■ To do ■
Give the material once more, word for word, without any images.
◆ ◆ ◆ ◆ ◆ ◆ ◆
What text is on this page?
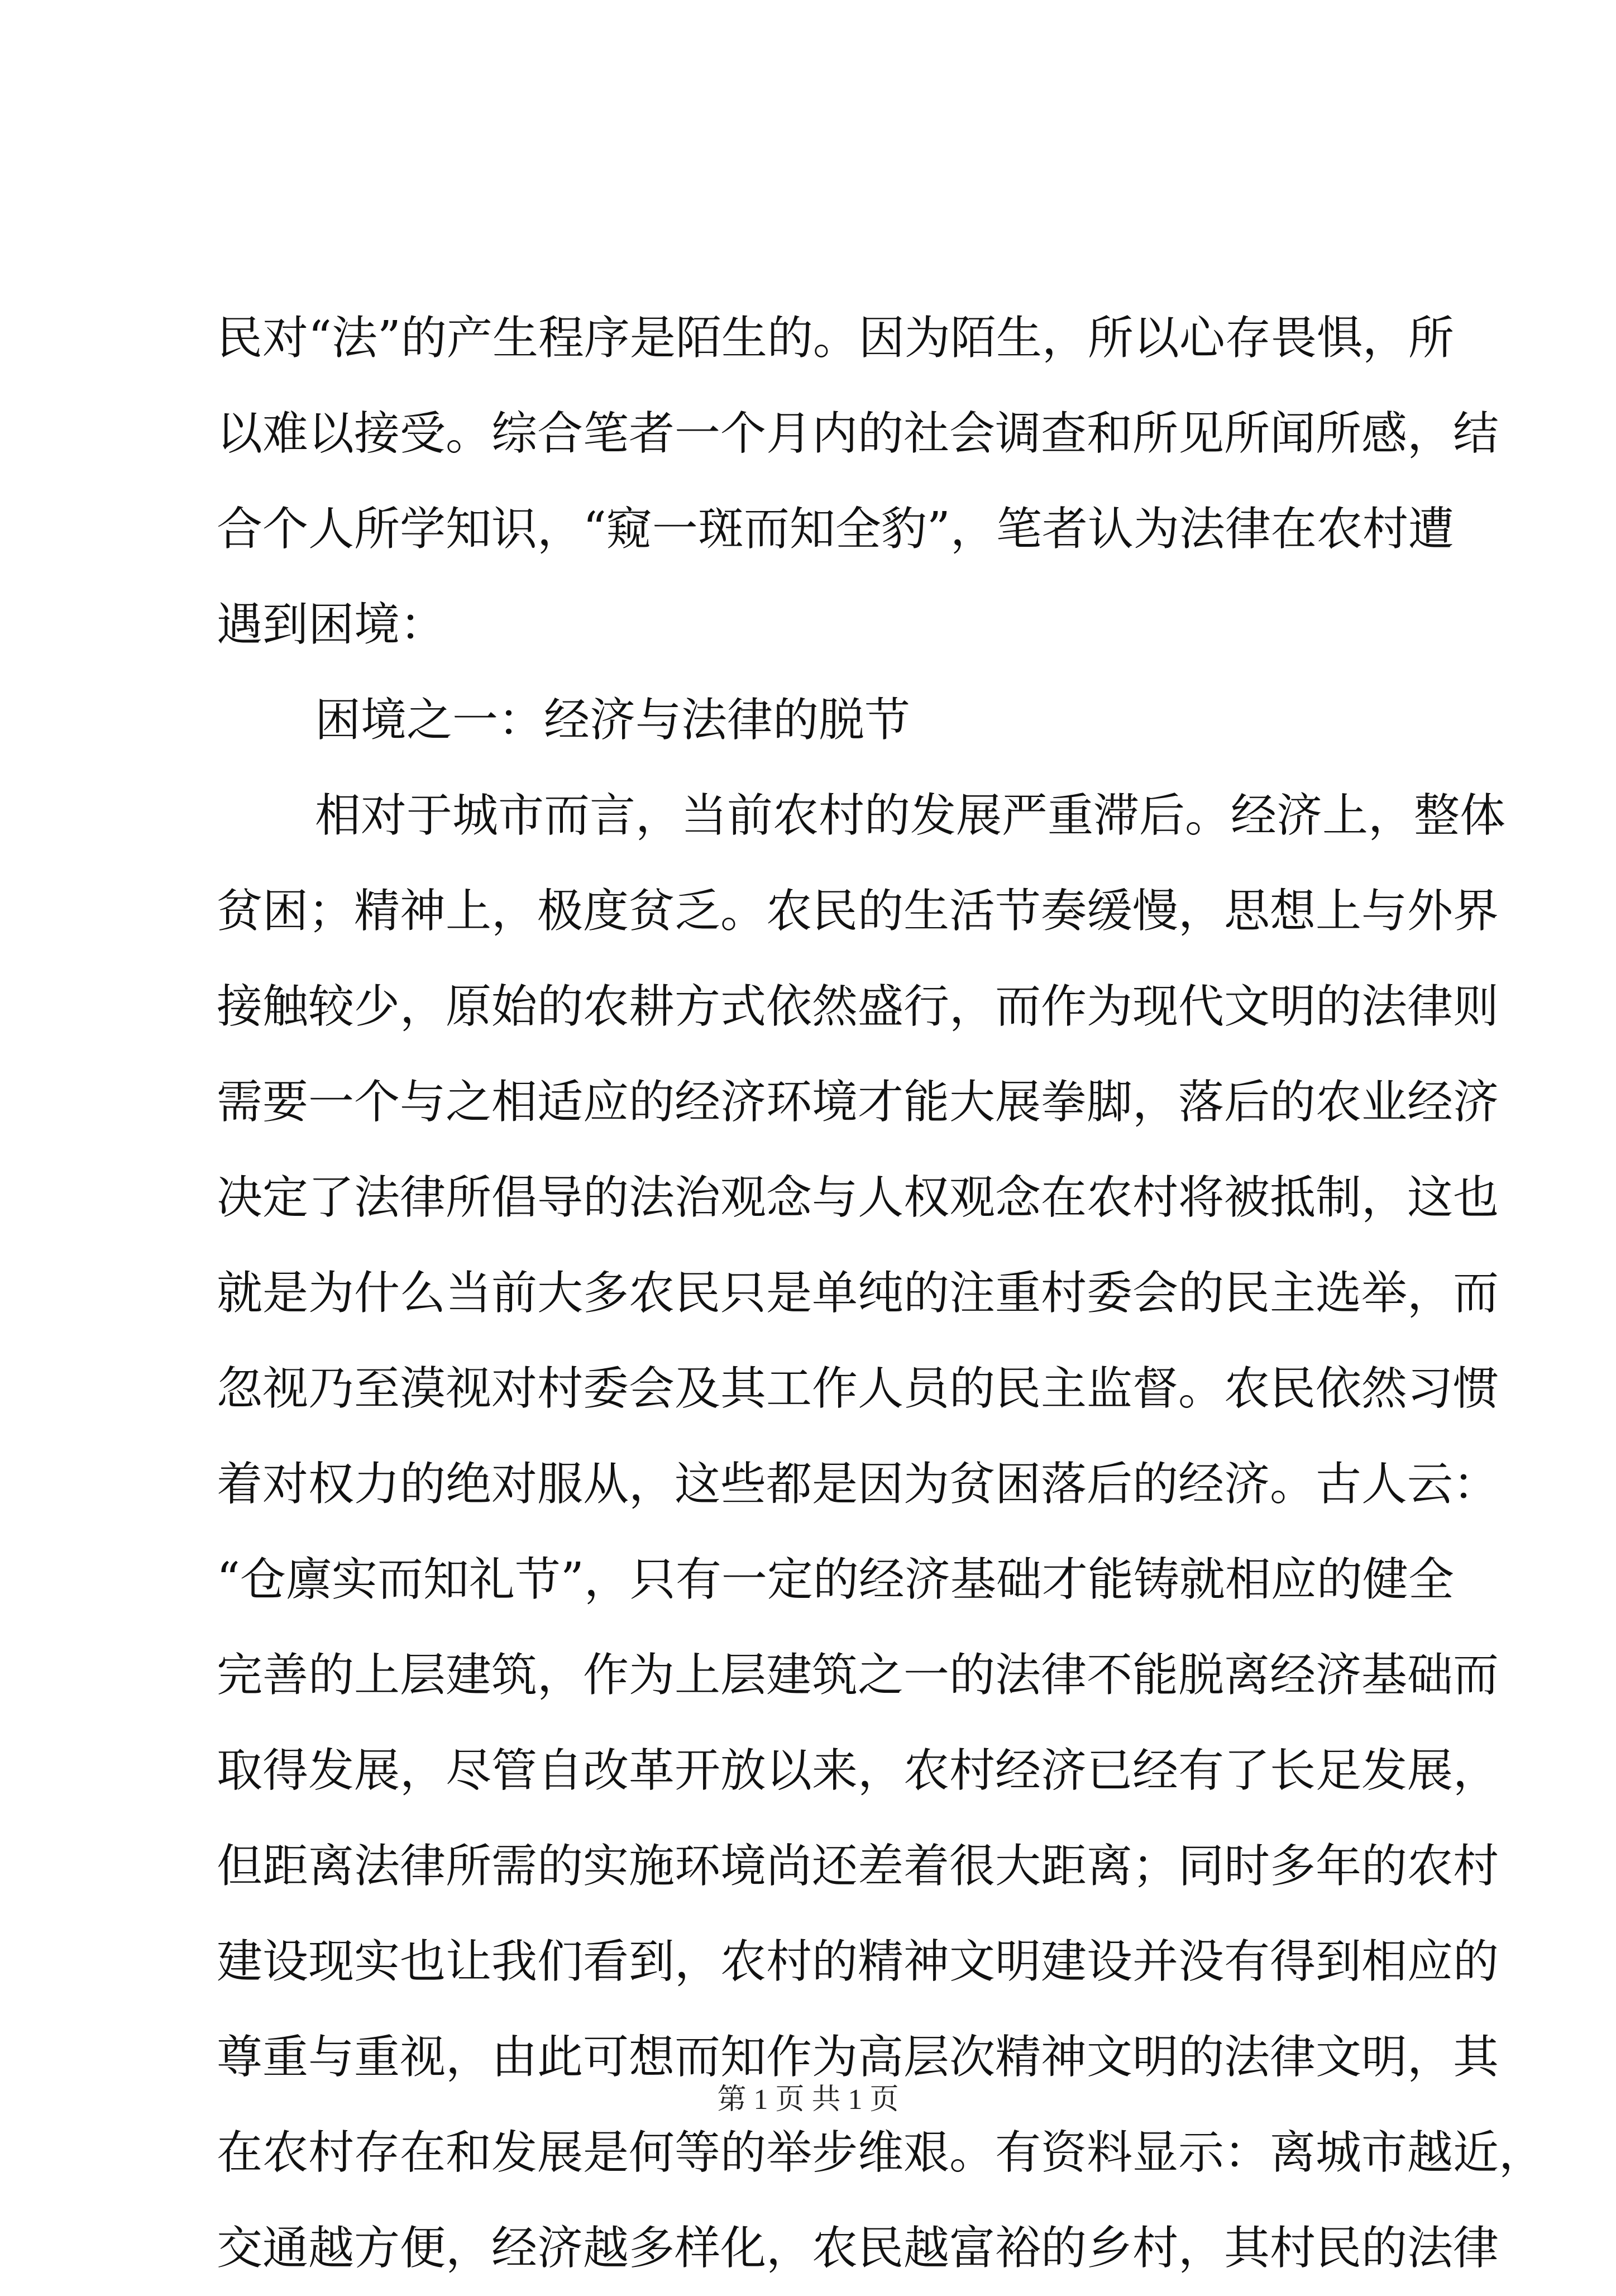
民对“法”的产生程序是陌生的。因为陌生，所以心存畏惧，所
以难以接受。综合笔者一个月内的社会调查和所见所闻所感，结
合个人所学知识，“窥一斑而知全豹”，笔者认为法律在农村遭
遇到困境：
困境之一：经济与法律的脱节
相对于城市而言，当前农村的发展严重滞后。经济上，整体
贫困；精神上，极度贫乏。农民的生活节奏缓慢，思想上与外界
接触较少，原始的农耕方式依然盛行，而作为现代文明的法律则
需要一个与之相适应的经济环境才能大展拳脚，落后的农业经济
决定了法律所倡导的法治观念与人权观念在农村将被抵制，这也
就是为什么当前大多农民只是单纯的注重村委会的民主选举，而
忽视乃至漠视对村委会及其工作人员的民主监督。农民依然习惯
着对权力的绝对服从，这些都是因为贫困落后的经济。古人云：
“仓廪实而知礼节”，只有一定的经济基础才能铸就相应的健全
完善的上层建筑，作为上层建筑之一的法律不能脱离经济基础而
取得发展，尽管自改革开放以来，农村经济已经有了长足发展，
但距离法律所需的实施环境尚还差着很大距离；同时多年的农村
建设现实也让我们看到，农村的精神文明建设并没有得到相应的
尊重与重视，由此可想而知作为高层次精神文明的法律文明，其
在农村存在和发展是何等的举步维艰。有资料显示：离城市越近，
交通越方便，经济越多样化，农民越富裕的乡村，其村民的法律
第 1 页 共 1 页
◆ ◆ ◆ ◆ ◆ ◆ ◆
■ Solution to this problem ■
What text is on this page?
民对“法”的产生程序是陌生的。因为陌生，所以心存畏惧，所
以难以接受。综合笔者一个月内的社会调查和所见所闻所感，结
合个人所学知识，“窥一斑而知全豹”，笔者认为法律在农村遭
遇到困境：
困境之一：经济与法律的脱节
相对于城市而言，当前农村的发展严重滞后。经济上，整体
贫困；精神上，极度贫乏。农民的生活节奏缓慢，思想上与外界
接触较少，原始的农耕方式依然盛行，而作为现代文明的法律则
需要一个与之相适应的经济环境才能大展拳脚，落后的农业经济
决定了法律所倡导的法治观念与人权观念在农村将被抵制，这也
就是为什么当前大多农民只是单纯的注重村委会的民主选举，而
忽视乃至漠视对村委会及其工作人员的民主监督。农民依然习惯
着对权力的绝对服从，这些都是因为贫困落后的经济。古人云：
“仓廪实而知礼节”，只有一定的经济基础才能铸就相应的健全
完善的上层建筑，作为上层建筑之一的法律不能脱离经济基础而
取得发展，尽管自改革开放以来，农村经济已经有了长足发展，
但距离法律所需的实施环境尚还差着很大距离；同时多年的农村
建设现实也让我们看到，农村的精神文明建设并没有得到相应的
尊重与重视，由此可想而知作为高层次精神文明的法律文明，其
在农村存在和发展是何等的举步维艰。有资料显示：离城市越近，
交通越方便，经济越多样化，农民越富裕的乡村，其村民的法律
第 1 页 共 1 页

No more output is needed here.